• _Given task_
Find and copy each line of the records where the string "same" shows up.

• _Collection entries_
════════════════════

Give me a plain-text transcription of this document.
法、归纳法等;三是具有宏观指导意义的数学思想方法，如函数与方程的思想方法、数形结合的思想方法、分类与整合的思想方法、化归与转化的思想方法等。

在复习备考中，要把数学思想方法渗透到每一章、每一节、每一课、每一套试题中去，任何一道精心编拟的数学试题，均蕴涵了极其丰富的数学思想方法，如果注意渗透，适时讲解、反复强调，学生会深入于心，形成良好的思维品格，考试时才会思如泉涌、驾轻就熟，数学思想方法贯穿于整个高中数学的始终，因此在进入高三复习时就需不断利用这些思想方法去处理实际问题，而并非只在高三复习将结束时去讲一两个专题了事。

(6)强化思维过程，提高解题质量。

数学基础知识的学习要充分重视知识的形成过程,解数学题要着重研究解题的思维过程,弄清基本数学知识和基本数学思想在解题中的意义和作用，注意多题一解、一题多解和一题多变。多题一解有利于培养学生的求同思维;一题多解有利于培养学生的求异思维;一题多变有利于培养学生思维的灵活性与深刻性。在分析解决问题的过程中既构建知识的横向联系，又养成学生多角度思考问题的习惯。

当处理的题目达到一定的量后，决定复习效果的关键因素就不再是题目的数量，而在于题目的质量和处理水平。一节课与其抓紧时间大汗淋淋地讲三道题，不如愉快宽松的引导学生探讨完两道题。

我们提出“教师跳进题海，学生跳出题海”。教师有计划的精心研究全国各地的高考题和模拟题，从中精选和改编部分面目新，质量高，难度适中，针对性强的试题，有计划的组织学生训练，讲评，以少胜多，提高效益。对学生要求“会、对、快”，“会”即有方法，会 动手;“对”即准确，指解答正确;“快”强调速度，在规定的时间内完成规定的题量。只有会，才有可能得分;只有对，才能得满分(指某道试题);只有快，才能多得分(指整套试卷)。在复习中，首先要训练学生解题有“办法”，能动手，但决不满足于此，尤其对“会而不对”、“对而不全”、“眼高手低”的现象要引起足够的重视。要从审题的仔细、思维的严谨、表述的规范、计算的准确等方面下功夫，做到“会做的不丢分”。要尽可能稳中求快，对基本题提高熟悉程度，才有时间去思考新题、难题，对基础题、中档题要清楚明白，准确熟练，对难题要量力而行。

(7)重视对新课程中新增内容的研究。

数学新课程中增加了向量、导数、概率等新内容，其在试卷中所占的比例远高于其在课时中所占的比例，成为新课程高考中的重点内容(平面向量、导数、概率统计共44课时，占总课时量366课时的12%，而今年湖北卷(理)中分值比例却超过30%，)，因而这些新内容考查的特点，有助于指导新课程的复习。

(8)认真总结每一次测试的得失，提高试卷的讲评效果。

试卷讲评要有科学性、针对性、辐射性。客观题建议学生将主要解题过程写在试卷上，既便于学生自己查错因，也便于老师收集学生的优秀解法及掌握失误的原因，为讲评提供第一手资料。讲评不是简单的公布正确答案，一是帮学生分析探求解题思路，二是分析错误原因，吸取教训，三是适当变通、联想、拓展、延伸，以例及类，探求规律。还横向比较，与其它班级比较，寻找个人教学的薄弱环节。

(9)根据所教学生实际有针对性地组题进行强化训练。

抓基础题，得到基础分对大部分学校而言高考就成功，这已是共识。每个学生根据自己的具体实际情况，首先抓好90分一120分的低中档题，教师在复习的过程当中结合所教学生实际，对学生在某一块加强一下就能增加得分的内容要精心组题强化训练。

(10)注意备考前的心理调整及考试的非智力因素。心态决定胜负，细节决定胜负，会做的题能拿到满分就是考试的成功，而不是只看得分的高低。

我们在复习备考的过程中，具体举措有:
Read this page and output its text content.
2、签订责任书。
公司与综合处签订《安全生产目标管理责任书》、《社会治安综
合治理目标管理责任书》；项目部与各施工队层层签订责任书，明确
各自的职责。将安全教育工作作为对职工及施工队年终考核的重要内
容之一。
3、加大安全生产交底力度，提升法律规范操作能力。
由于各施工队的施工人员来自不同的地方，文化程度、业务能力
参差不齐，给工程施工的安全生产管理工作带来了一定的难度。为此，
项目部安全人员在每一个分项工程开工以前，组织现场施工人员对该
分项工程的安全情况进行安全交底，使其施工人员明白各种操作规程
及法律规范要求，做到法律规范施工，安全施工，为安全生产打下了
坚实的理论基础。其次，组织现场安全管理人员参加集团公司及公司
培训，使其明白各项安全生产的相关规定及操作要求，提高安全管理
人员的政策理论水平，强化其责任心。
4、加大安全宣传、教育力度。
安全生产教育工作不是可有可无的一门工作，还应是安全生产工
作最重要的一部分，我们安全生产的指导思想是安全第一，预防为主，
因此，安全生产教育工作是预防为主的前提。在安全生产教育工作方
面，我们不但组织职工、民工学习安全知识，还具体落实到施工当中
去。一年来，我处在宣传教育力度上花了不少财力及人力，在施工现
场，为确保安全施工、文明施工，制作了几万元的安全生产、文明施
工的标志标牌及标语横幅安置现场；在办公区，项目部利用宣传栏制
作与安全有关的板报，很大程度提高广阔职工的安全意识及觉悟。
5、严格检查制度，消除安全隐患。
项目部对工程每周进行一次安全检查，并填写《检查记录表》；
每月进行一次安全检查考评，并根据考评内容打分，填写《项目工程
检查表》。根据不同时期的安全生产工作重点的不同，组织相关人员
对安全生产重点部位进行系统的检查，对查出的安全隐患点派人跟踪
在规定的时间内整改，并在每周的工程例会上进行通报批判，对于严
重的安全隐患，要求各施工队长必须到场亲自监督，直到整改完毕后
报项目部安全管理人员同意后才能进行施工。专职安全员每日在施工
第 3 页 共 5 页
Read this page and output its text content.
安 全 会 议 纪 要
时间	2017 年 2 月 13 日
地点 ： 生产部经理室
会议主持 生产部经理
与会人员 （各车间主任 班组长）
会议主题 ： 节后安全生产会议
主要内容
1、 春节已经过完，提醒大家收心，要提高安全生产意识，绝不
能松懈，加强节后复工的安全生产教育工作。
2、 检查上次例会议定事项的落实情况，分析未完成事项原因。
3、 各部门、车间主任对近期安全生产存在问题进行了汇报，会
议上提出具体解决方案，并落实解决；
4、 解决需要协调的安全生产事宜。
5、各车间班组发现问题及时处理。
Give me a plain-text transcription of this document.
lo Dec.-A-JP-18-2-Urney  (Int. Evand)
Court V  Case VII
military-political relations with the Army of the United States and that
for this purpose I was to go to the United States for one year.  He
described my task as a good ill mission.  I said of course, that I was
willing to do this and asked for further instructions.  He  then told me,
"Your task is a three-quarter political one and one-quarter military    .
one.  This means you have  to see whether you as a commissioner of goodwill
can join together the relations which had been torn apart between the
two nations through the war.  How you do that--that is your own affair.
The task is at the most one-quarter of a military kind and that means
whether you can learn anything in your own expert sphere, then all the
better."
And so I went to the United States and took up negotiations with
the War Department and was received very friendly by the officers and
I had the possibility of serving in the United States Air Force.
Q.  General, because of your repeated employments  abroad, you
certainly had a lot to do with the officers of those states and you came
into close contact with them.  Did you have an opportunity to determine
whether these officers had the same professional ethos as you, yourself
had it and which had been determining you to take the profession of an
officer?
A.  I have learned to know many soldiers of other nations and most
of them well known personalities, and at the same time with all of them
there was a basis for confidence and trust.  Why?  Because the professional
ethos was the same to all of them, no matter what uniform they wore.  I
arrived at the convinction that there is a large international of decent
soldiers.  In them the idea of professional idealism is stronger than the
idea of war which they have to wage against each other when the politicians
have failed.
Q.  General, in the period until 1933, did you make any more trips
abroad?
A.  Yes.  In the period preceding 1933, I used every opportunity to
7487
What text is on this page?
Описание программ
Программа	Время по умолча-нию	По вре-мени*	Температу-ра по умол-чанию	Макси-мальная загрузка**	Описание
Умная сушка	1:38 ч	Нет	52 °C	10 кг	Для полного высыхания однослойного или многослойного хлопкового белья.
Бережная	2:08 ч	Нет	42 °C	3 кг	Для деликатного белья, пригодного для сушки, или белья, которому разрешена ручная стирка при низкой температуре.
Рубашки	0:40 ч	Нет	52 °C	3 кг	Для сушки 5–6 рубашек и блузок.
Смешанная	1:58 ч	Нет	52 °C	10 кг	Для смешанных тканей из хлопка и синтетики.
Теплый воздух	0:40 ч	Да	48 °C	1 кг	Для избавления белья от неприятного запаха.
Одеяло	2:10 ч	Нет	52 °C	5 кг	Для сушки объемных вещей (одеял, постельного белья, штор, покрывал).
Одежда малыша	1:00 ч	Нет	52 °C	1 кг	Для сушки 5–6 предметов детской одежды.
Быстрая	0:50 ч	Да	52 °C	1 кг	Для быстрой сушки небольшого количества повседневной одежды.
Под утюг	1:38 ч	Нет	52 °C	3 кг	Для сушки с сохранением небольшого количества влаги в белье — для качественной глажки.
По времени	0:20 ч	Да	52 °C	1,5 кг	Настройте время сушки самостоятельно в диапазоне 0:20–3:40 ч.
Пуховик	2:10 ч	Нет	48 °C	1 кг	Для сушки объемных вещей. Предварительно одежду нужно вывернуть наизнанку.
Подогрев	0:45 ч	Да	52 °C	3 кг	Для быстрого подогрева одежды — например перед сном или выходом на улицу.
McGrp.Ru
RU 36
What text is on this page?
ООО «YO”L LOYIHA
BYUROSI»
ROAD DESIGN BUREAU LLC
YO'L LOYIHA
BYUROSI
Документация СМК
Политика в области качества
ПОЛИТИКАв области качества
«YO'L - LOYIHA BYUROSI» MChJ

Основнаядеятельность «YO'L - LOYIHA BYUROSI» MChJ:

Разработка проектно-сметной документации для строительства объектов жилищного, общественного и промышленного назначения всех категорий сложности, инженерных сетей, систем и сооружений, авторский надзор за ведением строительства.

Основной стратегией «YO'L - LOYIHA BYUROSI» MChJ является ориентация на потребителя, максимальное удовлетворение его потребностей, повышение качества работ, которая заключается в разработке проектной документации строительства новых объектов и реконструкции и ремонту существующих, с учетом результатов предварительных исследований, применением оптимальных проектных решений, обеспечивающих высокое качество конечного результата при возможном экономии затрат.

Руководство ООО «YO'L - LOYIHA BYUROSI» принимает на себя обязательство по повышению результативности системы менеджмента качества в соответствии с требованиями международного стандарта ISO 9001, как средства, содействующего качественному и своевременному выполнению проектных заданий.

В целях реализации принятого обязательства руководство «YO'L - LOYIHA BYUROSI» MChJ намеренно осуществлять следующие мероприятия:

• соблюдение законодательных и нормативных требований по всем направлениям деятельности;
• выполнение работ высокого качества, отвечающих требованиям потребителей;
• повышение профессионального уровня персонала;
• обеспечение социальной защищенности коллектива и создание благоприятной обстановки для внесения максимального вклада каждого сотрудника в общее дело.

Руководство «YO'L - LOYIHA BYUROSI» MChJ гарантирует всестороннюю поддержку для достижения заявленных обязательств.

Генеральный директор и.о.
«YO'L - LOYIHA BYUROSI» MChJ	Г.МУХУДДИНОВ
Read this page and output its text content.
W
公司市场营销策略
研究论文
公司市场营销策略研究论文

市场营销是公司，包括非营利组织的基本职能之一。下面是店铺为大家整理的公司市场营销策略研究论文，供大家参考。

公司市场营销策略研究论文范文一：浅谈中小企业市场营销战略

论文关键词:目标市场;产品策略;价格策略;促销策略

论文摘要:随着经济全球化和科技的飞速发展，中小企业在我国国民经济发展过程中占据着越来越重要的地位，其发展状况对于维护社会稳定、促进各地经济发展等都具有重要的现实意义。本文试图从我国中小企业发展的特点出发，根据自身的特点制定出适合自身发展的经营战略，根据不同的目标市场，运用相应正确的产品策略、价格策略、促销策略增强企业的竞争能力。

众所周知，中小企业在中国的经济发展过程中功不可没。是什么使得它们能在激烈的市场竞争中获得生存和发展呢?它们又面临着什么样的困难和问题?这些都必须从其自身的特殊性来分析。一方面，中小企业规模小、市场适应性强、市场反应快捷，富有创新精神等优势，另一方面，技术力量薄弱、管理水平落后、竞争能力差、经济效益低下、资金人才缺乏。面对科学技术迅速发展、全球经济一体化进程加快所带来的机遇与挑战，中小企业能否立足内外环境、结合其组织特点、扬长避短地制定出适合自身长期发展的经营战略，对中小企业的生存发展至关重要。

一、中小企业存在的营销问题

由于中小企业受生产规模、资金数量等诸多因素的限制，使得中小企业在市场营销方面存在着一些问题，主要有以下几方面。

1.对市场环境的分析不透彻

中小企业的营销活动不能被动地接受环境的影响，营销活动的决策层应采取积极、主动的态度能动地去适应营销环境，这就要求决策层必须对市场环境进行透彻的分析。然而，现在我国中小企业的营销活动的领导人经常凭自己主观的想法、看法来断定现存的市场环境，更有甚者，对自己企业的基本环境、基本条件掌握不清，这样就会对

════════════════════

• _Solution for this exercise_
whether these officers had the same professional ethos as you, yourself
of them well known personalities, and at the same time with all of them
ethos was the same to all of them, no matter what uniform they wore.  I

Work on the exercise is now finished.